• [What to do]
Output every entry exactly as written.

• [Recorded information]

+--

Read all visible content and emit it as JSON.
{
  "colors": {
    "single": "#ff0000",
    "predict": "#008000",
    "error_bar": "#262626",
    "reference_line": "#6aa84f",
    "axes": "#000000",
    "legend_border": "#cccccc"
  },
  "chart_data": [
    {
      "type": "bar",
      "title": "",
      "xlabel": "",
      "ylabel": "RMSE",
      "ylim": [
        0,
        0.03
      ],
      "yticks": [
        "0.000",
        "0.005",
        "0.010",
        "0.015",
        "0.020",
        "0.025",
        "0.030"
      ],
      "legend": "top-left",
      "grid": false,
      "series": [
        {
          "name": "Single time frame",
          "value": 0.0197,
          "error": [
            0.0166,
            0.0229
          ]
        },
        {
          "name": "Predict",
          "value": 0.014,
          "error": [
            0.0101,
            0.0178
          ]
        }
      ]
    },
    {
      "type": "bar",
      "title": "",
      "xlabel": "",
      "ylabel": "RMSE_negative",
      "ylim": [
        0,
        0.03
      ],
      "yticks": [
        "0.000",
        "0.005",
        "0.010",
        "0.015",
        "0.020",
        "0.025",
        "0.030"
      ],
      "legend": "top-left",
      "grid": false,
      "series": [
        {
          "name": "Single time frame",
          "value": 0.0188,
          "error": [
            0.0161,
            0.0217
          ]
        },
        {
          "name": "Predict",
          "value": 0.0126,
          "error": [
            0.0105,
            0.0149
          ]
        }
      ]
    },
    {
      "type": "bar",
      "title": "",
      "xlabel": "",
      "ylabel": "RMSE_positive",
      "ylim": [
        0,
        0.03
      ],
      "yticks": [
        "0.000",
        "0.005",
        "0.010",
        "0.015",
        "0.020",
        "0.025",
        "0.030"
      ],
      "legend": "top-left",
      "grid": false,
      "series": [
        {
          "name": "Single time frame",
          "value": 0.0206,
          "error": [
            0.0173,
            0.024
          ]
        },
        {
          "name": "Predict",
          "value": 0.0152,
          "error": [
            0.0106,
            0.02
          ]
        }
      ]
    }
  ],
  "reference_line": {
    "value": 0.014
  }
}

+--

• [Exercise output]
Read all visible content and emit it as JSON.
{
  "colors": {
    "single": "#ff0000",
    "predict": "#008000",
    "error_bar": "#262626",
    "reference_line": "#6aa84f",
    "axes": "#000000",
    "legend_border": "#cccccc"
  },
  "chart_data": [
    {
      "type": "bar",
      "title": "",
      "xlabel": "",
      "ylabel": "RMSE",
      "ylim": [
        0,
        0.03
      ],
      "yticks": [
        "0.000",
        "0.005",
        "0.010",
        "0.015",
        "0.020",
        "0.025",
        "0.030"
      ],
      "legend": "top-left",
      "grid": false,
      "series": [
        {
          "name": "Single time frame",
          "value": 0.0197,
          "error": [
            0.0166,
            0.0229
          ]
        },
        {
          "name": "Predict",
          "value": 0.014,
          "error": [
            0.0101,
            0.0178
          ]
        }
      ]
    },
    {
      "type": "bar",
      "title": "",
      "xlabel": "",
      "ylabel": "RMSE_negative",
      "ylim": [
        0,
        0.03
      ],
      "yticks": [
        "0.000",
        "0.005",
        "0.010",
        "0.015",
        "0.020",
        "0.025",
        "0.030"
      ],
      "legend": "top-left",
      "grid": false,
      "series": [
        {
          "name": "Single time frame",
          "value": 0.0188,
          "error": [
            0.0161,
            0.0217
          ]
        },
        {
          "name": "Predict",
          "value": 0.0126,
          "error": [
            0.0105,
            0.0149
          ]
        }
      ]
    },
    {
      "type": "bar",
      "title": "",
      "xlabel": "",
      "ylabel": "RMSE_positive",
      "ylim": [
        0,
        0.03
      ],
      "yticks": [
        "0.000",
        "0.005",
        "0.010",
        "0.015",
        "0.020",
        "0.025",
        "0.030"
      ],
      "legend": "top-left",
      "grid": false,
      "series": [
        {
          "name": "Single time frame",
          "value": 0.0206,
          "error": [
            0.0173,
            0.024
          ]
        },
        {
          "name": "Predict",
          "value": 0.0152,
          "error": [
            0.0106,
            0.02
          ]
        }
      ]
    }
  ],
  "reference_line": {
    "value": 0.014
  }
}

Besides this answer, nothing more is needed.